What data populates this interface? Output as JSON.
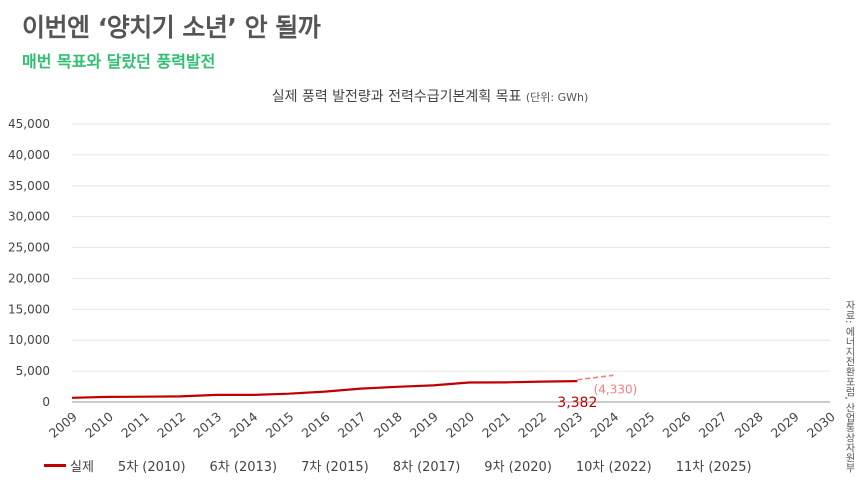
{
  "headline": "이번엔 ‘양치기 소년’ 안 될까",
  "subheadline": "매번 목표와 달랐던 풍력발전",
  "source": "자료: 에너지전환포럼, 산업통상자원부",
  "chart_data": {
    "type": "line",
    "title": "실제 풍력 발전량과 전력수급기본계획 목표",
    "unit_note": "(단위: GWh)",
    "x": [
      "2009",
      "2010",
      "2011",
      "2012",
      "2013",
      "2014",
      "2015",
      "2016",
      "2017",
      "2018",
      "2019",
      "2020",
      "2021",
      "2022",
      "2023",
      "2024",
      "2025",
      "2026",
      "2027",
      "2028",
      "2029",
      "2030"
    ],
    "ylim": [
      0,
      45000
    ],
    "y_ticks": [
      "0",
      "5,000",
      "10,000",
      "15,000",
      "20,000",
      "25,000",
      "30,000",
      "35,000",
      "40,000",
      "45,000"
    ],
    "grid": true,
    "series": [
      {
        "name": "실제",
        "color": "#c00000",
        "values": [
          680,
          820,
          860,
          910,
          1150,
          1150,
          1350,
          1680,
          2170,
          2460,
          2680,
          3150,
          3180,
          3300,
          3382,
          null,
          null,
          null,
          null,
          null,
          null,
          null
        ]
      }
    ],
    "target_series": {
      "color": "#f08080",
      "x": [
        "2023",
        "2024"
      ],
      "values": [
        3600,
        4330
      ]
    },
    "annotations": [
      {
        "text": "3,382",
        "x": "2023",
        "y": 3382,
        "color": "#c00000"
      },
      {
        "text": "(4,330)",
        "x": "2024",
        "y": 4330,
        "color": "#f08080"
      }
    ],
    "legend": {
      "position": "bottom",
      "entries": [
        "실제",
        "5차 (2010)",
        "6차 (2013)",
        "7차 (2015)",
        "8차 (2017)",
        "9차 (2020)",
        "10차 (2022)",
        "11차 (2025)"
      ]
    }
  }
}
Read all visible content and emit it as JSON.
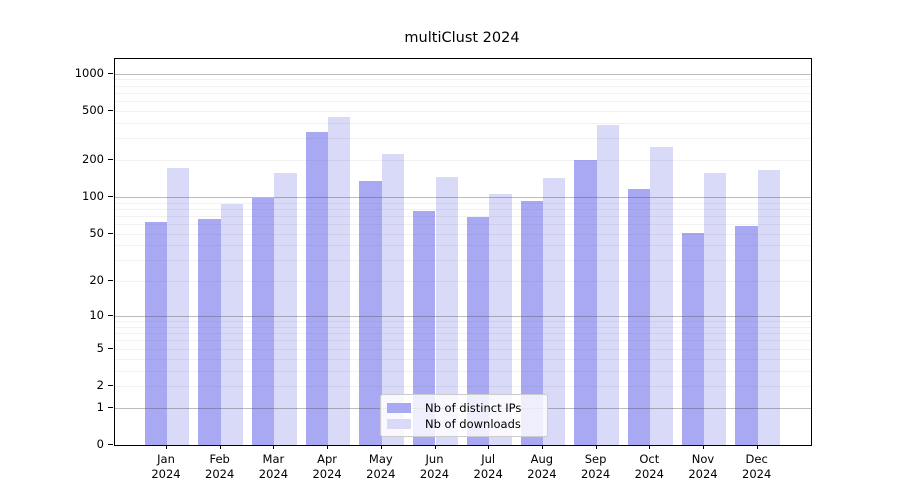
{
  "title": "multiClust 2024",
  "legend": {
    "items": [
      {
        "label": "Nb of distinct IPs",
        "color": "#a8a8f3"
      },
      {
        "label": "Nb of downloads",
        "color": "#d9d9f8"
      }
    ]
  },
  "colors": {
    "bar_distinct_ips": "#a8a8f3",
    "bar_downloads": "#d9d9f8",
    "spine": "#000000",
    "grid_major": "#c3c3c3",
    "grid_minor": "#ebebeb",
    "legend_border": "#cccccc"
  },
  "chart_data": {
    "type": "bar",
    "title": "multiClust 2024",
    "categories": [
      "Jan",
      "Feb",
      "Mar",
      "Apr",
      "May",
      "Jun",
      "Jul",
      "Aug",
      "Sep",
      "Oct",
      "Nov",
      "Dec"
    ],
    "year": "2024",
    "series": [
      {
        "name": "Nb of distinct IPs",
        "color": "#a8a8f3",
        "values": [
          62,
          66,
          99,
          337,
          135,
          77,
          69,
          93,
          200,
          117,
          51,
          58
        ]
      },
      {
        "name": "Nb of downloads",
        "color": "#d9d9f8",
        "values": [
          172,
          88,
          157,
          446,
          224,
          146,
          105,
          142,
          382,
          253,
          157,
          165
        ]
      }
    ],
    "xlabel": "",
    "ylabel": "",
    "yscale": "log1p",
    "ylim": [
      0,
      1300
    ],
    "yticks": [
      1000,
      500,
      200,
      100,
      50,
      20,
      10,
      5,
      2,
      1,
      0
    ],
    "grid": true,
    "legend_position": "lower-center"
  }
}
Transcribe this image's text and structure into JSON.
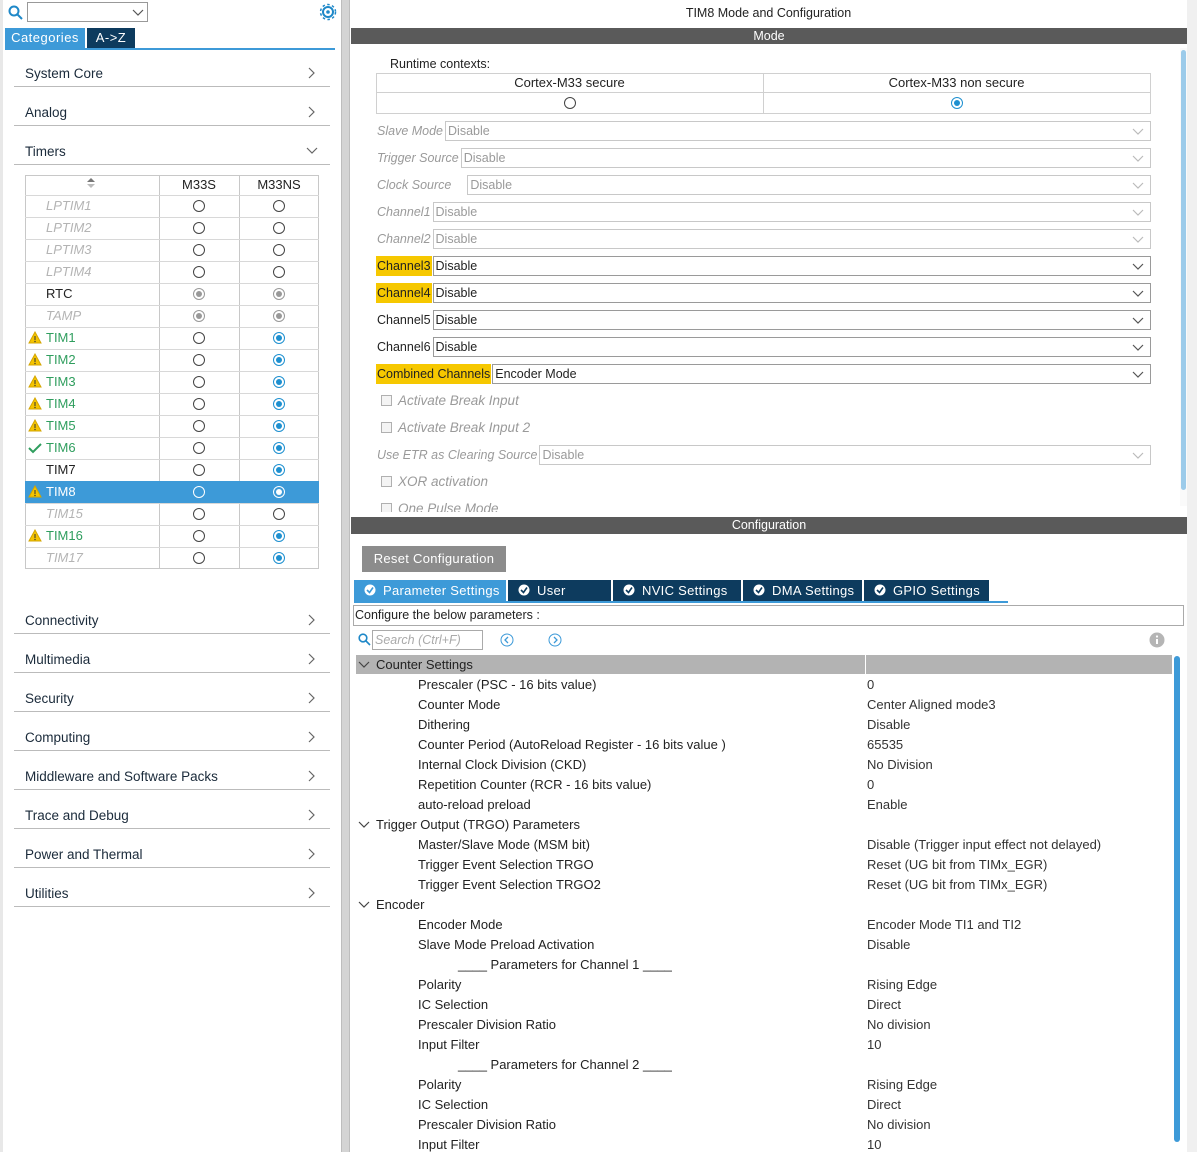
{
  "sidebar": {
    "tabs": [
      "Categories",
      "A->Z"
    ],
    "active_tab": 0,
    "categories_top": [
      {
        "name": "System Core",
        "expanded": false
      },
      {
        "name": "Analog",
        "expanded": false
      },
      {
        "name": "Timers",
        "expanded": true
      }
    ],
    "timer_table": {
      "headers": [
        "M33S",
        "M33NS"
      ],
      "rows": [
        {
          "name": "LPTIM1",
          "state": "disabled",
          "m33s": "off",
          "m33ns": "off"
        },
        {
          "name": "LPTIM2",
          "state": "disabled",
          "m33s": "off",
          "m33ns": "off"
        },
        {
          "name": "LPTIM3",
          "state": "disabled",
          "m33s": "off",
          "m33ns": "off"
        },
        {
          "name": "LPTIM4",
          "state": "disabled",
          "m33s": "off",
          "m33ns": "off"
        },
        {
          "name": "RTC",
          "state": "normal",
          "m33s": "locked",
          "m33ns": "locked"
        },
        {
          "name": "TAMP",
          "state": "disabled",
          "m33s": "locked",
          "m33ns": "locked"
        },
        {
          "name": "TIM1",
          "state": "warning",
          "m33s": "off",
          "m33ns": "on"
        },
        {
          "name": "TIM2",
          "state": "warning",
          "m33s": "off",
          "m33ns": "on"
        },
        {
          "name": "TIM3",
          "state": "warning",
          "m33s": "off",
          "m33ns": "on"
        },
        {
          "name": "TIM4",
          "state": "warning",
          "m33s": "off",
          "m33ns": "on"
        },
        {
          "name": "TIM5",
          "state": "warning",
          "m33s": "off",
          "m33ns": "on"
        },
        {
          "name": "TIM6",
          "state": "ok",
          "m33s": "off",
          "m33ns": "on"
        },
        {
          "name": "TIM7",
          "state": "normal",
          "m33s": "off",
          "m33ns": "on"
        },
        {
          "name": "TIM8",
          "state": "warning",
          "selected": true,
          "m33s": "off",
          "m33ns": "on"
        },
        {
          "name": "TIM15",
          "state": "disabled",
          "m33s": "off",
          "m33ns": "off"
        },
        {
          "name": "TIM16",
          "state": "warning",
          "m33s": "off",
          "m33ns": "on"
        },
        {
          "name": "TIM17",
          "state": "disabled",
          "m33s": "off",
          "m33ns": "on"
        }
      ]
    },
    "categories_bottom": [
      "Connectivity",
      "Multimedia",
      "Security",
      "Computing",
      "Middleware and Software Packs",
      "Trace and Debug",
      "Power and Thermal",
      "Utilities"
    ]
  },
  "mode_panel": {
    "title": "TIM8 Mode and Configuration",
    "header": "Mode",
    "runtime_label": "Runtime contexts:",
    "contexts": [
      {
        "name": "Cortex-M33 secure",
        "checked": false
      },
      {
        "name": "Cortex-M33 non secure",
        "checked": true
      }
    ],
    "fields": [
      {
        "label": "Slave Mode",
        "value": "Disable",
        "enabled": false,
        "highlight": false
      },
      {
        "label": "Trigger Source",
        "value": "Disable",
        "enabled": false,
        "highlight": false
      },
      {
        "label": "Clock Source",
        "value": "Disable",
        "enabled": false,
        "highlight": false
      },
      {
        "label": "Channel1",
        "value": "Disable",
        "enabled": false,
        "highlight": false
      },
      {
        "label": "Channel2",
        "value": "Disable",
        "enabled": false,
        "highlight": false
      },
      {
        "label": "Channel3",
        "value": "Disable",
        "enabled": true,
        "highlight": true
      },
      {
        "label": "Channel4",
        "value": "Disable",
        "enabled": true,
        "highlight": true
      },
      {
        "label": "Channel5",
        "value": "Disable",
        "enabled": true,
        "highlight": false
      },
      {
        "label": "Channel6",
        "value": "Disable",
        "enabled": true,
        "highlight": false
      },
      {
        "label": "Combined Channels",
        "value": "Encoder Mode",
        "enabled": true,
        "highlight": true
      },
      {
        "label": "Activate Break Input",
        "checkbox": true,
        "enabled": false
      },
      {
        "label": "Activate Break Input 2",
        "checkbox": true,
        "enabled": false
      },
      {
        "label": "Use ETR as Clearing Source",
        "value": "Disable",
        "enabled": false,
        "highlight": false
      },
      {
        "label": "XOR activation",
        "checkbox": true,
        "enabled": false
      },
      {
        "label": "One Pulse Mode",
        "checkbox": true,
        "enabled": false
      }
    ]
  },
  "config_panel": {
    "header": "Configuration",
    "reset_button": "Reset Configuration",
    "tabs": [
      "Parameter Settings",
      "User Constants",
      "NVIC Settings",
      "DMA Settings",
      "GPIO Settings"
    ],
    "active_tab": 0,
    "hint": "Configure the below parameters :",
    "search_placeholder": "Search (Ctrl+F)",
    "groups": [
      {
        "name": "Counter Settings",
        "selected": true,
        "items": [
          {
            "label": "Prescaler (PSC - 16 bits value)",
            "value": "0"
          },
          {
            "label": "Counter Mode",
            "value": "Center Aligned mode3"
          },
          {
            "label": "Dithering",
            "value": "Disable"
          },
          {
            "label": "Counter Period (AutoReload Register - 16 bits value )",
            "value": "65535"
          },
          {
            "label": "Internal Clock Division (CKD)",
            "value": "No Division"
          },
          {
            "label": "Repetition Counter (RCR - 16 bits value)",
            "value": "0"
          },
          {
            "label": "auto-reload preload",
            "value": "Enable"
          }
        ]
      },
      {
        "name": "Trigger Output (TRGO) Parameters",
        "selected": false,
        "items": [
          {
            "label": "Master/Slave Mode (MSM bit)",
            "value": "Disable (Trigger input effect not delayed)"
          },
          {
            "label": "Trigger Event Selection TRGO",
            "value": "Reset (UG bit from TIMx_EGR)"
          },
          {
            "label": "Trigger Event Selection TRGO2",
            "value": "Reset (UG bit from TIMx_EGR)"
          }
        ]
      },
      {
        "name": "Encoder",
        "selected": false,
        "items": [
          {
            "label": "Encoder Mode",
            "value": "Encoder Mode TI1 and TI2"
          },
          {
            "label": "Slave Mode Preload Activation",
            "value": "Disable"
          },
          {
            "label": "____ Parameters for Channel 1 ____"
          },
          {
            "label": "Polarity",
            "value": "Rising Edge"
          },
          {
            "label": "IC Selection",
            "value": "Direct"
          },
          {
            "label": "Prescaler Division Ratio",
            "value": "No division"
          },
          {
            "label": "Input Filter",
            "value": "10"
          },
          {
            "label": "____ Parameters for Channel 2 ____"
          },
          {
            "label": "Polarity",
            "value": "Rising Edge"
          },
          {
            "label": "IC Selection",
            "value": "Direct"
          },
          {
            "label": "Prescaler Division Ratio",
            "value": "No division"
          },
          {
            "label": "Input Filter",
            "value": "10"
          }
        ]
      }
    ]
  }
}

◆ What the task asks:
Scan the listing above. Gather each line that contains the word "contexts".

◆ Full solution:
    "runtime_label": "Runtime contexts:",
    "contexts": [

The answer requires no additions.